▶
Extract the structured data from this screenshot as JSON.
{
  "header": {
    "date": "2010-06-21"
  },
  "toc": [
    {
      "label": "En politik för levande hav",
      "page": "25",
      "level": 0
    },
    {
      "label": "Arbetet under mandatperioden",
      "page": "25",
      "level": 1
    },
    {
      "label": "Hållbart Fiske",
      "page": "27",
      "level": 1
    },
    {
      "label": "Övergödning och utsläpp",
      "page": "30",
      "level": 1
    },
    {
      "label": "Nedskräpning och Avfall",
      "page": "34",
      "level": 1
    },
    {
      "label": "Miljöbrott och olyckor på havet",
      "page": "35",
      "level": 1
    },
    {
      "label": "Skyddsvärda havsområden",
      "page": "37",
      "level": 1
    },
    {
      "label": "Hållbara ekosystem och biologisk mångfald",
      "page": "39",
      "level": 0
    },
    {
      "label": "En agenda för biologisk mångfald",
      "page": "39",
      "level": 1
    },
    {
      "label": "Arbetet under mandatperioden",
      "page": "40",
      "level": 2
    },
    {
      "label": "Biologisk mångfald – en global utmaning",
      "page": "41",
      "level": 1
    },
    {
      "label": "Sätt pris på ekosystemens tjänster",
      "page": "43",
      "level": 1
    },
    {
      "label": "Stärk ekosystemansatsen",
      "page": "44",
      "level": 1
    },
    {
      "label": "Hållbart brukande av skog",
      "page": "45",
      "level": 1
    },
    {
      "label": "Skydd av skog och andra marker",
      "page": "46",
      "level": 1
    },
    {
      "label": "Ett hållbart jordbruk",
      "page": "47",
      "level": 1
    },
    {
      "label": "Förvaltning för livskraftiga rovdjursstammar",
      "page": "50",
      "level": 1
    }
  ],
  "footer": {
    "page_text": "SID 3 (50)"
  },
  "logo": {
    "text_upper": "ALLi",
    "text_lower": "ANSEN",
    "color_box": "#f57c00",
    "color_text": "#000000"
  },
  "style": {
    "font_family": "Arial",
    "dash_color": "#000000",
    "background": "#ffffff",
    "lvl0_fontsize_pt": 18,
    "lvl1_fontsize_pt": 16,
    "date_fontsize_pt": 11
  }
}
◀
STATED PROBLEM: Output every record above exactly as it appears.

TASK RESPONSE:
Extract the structured data from this screenshot as JSON.
{
  "header": {
    "date": "2010-06-21"
  },
  "toc": [
    {
      "label": "En politik för levande hav",
      "page": "25",
      "level": 0
    },
    {
      "label": "Arbetet under mandatperioden",
      "page": "25",
      "level": 1
    },
    {
      "label": "Hållbart Fiske",
      "page": "27",
      "level": 1
    },
    {
      "label": "Övergödning och utsläpp",
      "page": "30",
      "level": 1
    },
    {
      "label": "Nedskräpning och Avfall",
      "page": "34",
      "level": 1
    },
    {
      "label": "Miljöbrott och olyckor på havet",
      "page": "35",
      "level": 1
    },
    {
      "label": "Skyddsvärda havsområden",
      "page": "37",
      "level": 1
    },
    {
      "label": "Hållbara ekosystem och biologisk mångfald",
      "page": "39",
      "level": 0
    },
    {
      "label": "En agenda för biologisk mångfald",
      "page": "39",
      "level": 1
    },
    {
      "label": "Arbetet under mandatperioden",
      "page": "40",
      "level": 2
    },
    {
      "label": "Biologisk mångfald – en global utmaning",
      "page": "41",
      "level": 1
    },
    {
      "label": "Sätt pris på ekosystemens tjänster",
      "page": "43",
      "level": 1
    },
    {
      "label": "Stärk ekosystemansatsen",
      "page": "44",
      "level": 1
    },
    {
      "label": "Hållbart brukande av skog",
      "page": "45",
      "level": 1
    },
    {
      "label": "Skydd av skog och andra marker",
      "page": "46",
      "level": 1
    },
    {
      "label": "Ett hållbart jordbruk",
      "page": "47",
      "level": 1
    },
    {
      "label": "Förvaltning för livskraftiga rovdjursstammar",
      "page": "50",
      "level": 1
    }
  ],
  "footer": {
    "page_text": "SID 3 (50)"
  },
  "logo": {
    "text_upper": "ALLi",
    "text_lower": "ANSEN",
    "color_box": "#f57c00",
    "color_text": "#000000"
  },
  "style": {
    "font_family": "Arial",
    "dash_color": "#000000",
    "background": "#ffffff",
    "lvl0_fontsize_pt": 18,
    "lvl1_fontsize_pt": 16,
    "date_fontsize_pt": 11
  }
}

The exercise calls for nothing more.